Saved entries
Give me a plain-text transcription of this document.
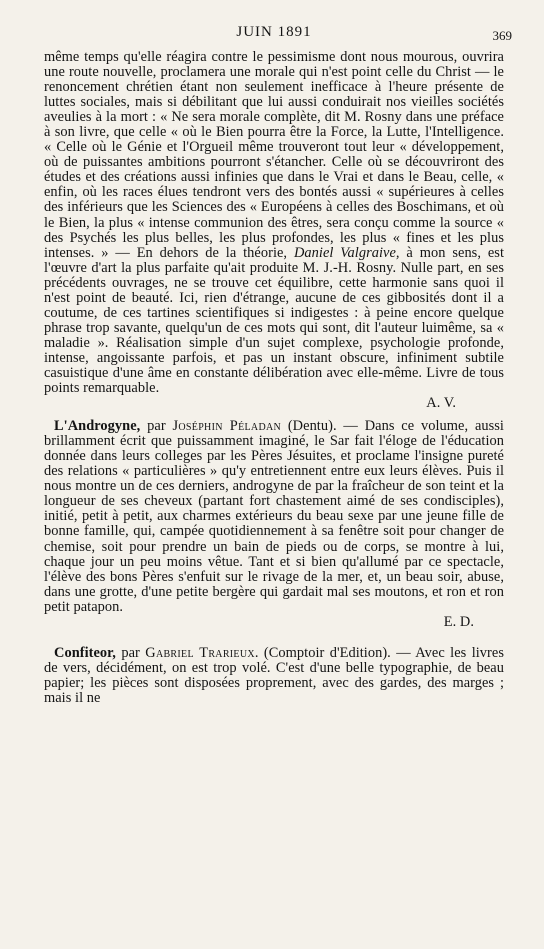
JUIN 1891	369

même temps qu'elle réagira contre le pessimisme dont nous mourous, ouvrira une route nouvelle, proclamera une morale qui n'est point celle du Christ — le renoncement chrétien étant non seulement inefficace à l'heure présente de luttes sociales, mais si débilitant que lui aussi conduirait nos vieilles sociétés aveulies à la mort : « Ne sera morale complète, dit M. Rosny dans une préface à son livre, que celle « où le Bien pourra être la Force, la Lutte, l'Intelligence. « Celle où le Génie et l'Orgueil même trouveront tout leur « développement, où de puissantes ambitions pourront s'étancher. Celle où se découvriront des études et des créations aussi infinies que dans le Vrai et dans le Beau, celle, « enfin, où les races élues tendront vers des bontés aussi « supérieures à celles des inférieurs que les Sciences des « Européens à celles des Boschimans, et où le Bien, la plus « intense communion des êtres, sera conçu comme la source « des Psychés les plus belles, les plus profondes, les plus « fines et les plus intenses. » — En dehors de la théorie, Daniel Valgraive, à mon sens, est l'œuvre d'art la plus parfaite qu'ait produite M. J.-H. Rosny. Nulle part, en ses précédents ouvrages, ne se trouve cet équilibre, cette harmonie sans quoi il n'est point de beauté. Ici, rien d'étrange, aucune de ces gibbosités dont il a coutume, de ces tartines scientifiques si indigestes : à peine encore quelque phrase trop savante, quelqu'un de ces mots qui sont, dit l'auteur luimême, sa « maladie ». Réalisation simple d'un sujet complexe, psychologie profonde, intense, angoissante parfois, et pas un instant obscure, infiniment subtile casuistique d'une âme en constante délibération avec elle-même. Livre de tous points remarquable.

A. V.

L'Androgyne, par Joséphin Péladan (Dentu). — Dans ce volume, aussi brillamment écrit que puissamment imaginé, le Sar fait l'éloge de l'éducation donnée dans leurs colleges par les Pères Jésuites, et proclame l'insigne pureté des relations « particulières » qu'y entretiennent entre eux leurs élèves. Puis il nous montre un de ces derniers, androgyne de par la fraîcheur de son teint et la longueur de ses cheveux (partant fort chastement aimé de ses condisciples), initié, petit à petit, aux charmes extérieurs du beau sexe par une jeune fille de bonne famille, qui, campée quotidiennement à sa fenêtre soit pour changer de chemise, soit pour prendre un bain de pieds ou de corps, se montre à lui, chaque jour un peu moins vêtue. Tant et si bien qu'allumé par ce spectacle, l'élève des bons Pères s'enfuit sur le rivage de la mer, et, un beau soir, abuse, dans une grotte, d'une petite bergère qui gardait mal ses moutons, et ron et ron petit patapon.

E. D.

Confiteor, par Gabriel Trarieux. (Comptoir d'Edition). — Avec les livres de vers, décidément, on est trop volé. C'est d'une belle typographie, de beau papier; les pièces sont disposées proprement, avec des gardes, des marges ; mais il ne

What you should do:
Send back the data above word for word, with the pictures left out.

Correct response:
Give me a plain-text transcription of this document.
JUIN 1891	369

même temps qu'elle réagira contre le pessimisme dont nous mourous, ouvrira une route nouvelle, proclamera une morale qui n'est point celle du Christ — le renoncement chrétien étant non seulement inefficace à l'heure présente de luttes sociales, mais si débilitant que lui aussi conduirait nos vieilles sociétés aveulies à la mort : « Ne sera morale complète, dit M. Rosny dans une préface à son livre, que celle « où le Bien pourra être la Force, la Lutte, l'Intelligence. « Celle où le Génie et l'Orgueil même trouveront tout leur « développement, où de puissantes ambitions pourront s'étancher. Celle où se découvriront des études et des créations aussi infinies que dans le Vrai et dans le Beau, celle, « enfin, où les races élues tendront vers des bontés aussi « supérieures à celles des inférieurs que les Sciences des « Européens à celles des Boschimans, et où le Bien, la plus « intense communion des êtres, sera conçu comme la source « des Psychés les plus belles, les plus profondes, les plus « fines et les plus intenses. » — En dehors de la théorie, Daniel Valgraive, à mon sens, est l'œuvre d'art la plus parfaite qu'ait produite M. J.-H. Rosny. Nulle part, en ses précédents ouvrages, ne se trouve cet équilibre, cette harmonie sans quoi il n'est point de beauté. Ici, rien d'étrange, aucune de ces gibbosités dont il a coutume, de ces tartines scientifiques si indigestes : à peine encore quelque phrase trop savante, quelqu'un de ces mots qui sont, dit l'auteur luimême, sa « maladie ». Réalisation simple d'un sujet complexe, psychologie profonde, intense, angoissante parfois, et pas un instant obscure, infiniment subtile casuistique d'une âme en constante délibération avec elle-même. Livre de tous points remarquable.

A. V.

L'Androgyne, par Joséphin Péladan (Dentu). — Dans ce volume, aussi brillamment écrit que puissamment imaginé, le Sar fait l'éloge de l'éducation donnée dans leurs colleges par les Pères Jésuites, et proclame l'insigne pureté des relations « particulières » qu'y entretiennent entre eux leurs élèves. Puis il nous montre un de ces derniers, androgyne de par la fraîcheur de son teint et la longueur de ses cheveux (partant fort chastement aimé de ses condisciples), initié, petit à petit, aux charmes extérieurs du beau sexe par une jeune fille de bonne famille, qui, campée quotidiennement à sa fenêtre soit pour changer de chemise, soit pour prendre un bain de pieds ou de corps, se montre à lui, chaque jour un peu moins vêtue. Tant et si bien qu'allumé par ce spectacle, l'élève des bons Pères s'enfuit sur le rivage de la mer, et, un beau soir, abuse, dans une grotte, d'une petite bergère qui gardait mal ses moutons, et ron et ron petit patapon.

E. D.

Confiteor, par Gabriel Trarieux. (Comptoir d'Edition). — Avec les livres de vers, décidément, on est trop volé. C'est d'une belle typographie, de beau papier; les pièces sont disposées proprement, avec des gardes, des marges ; mais il ne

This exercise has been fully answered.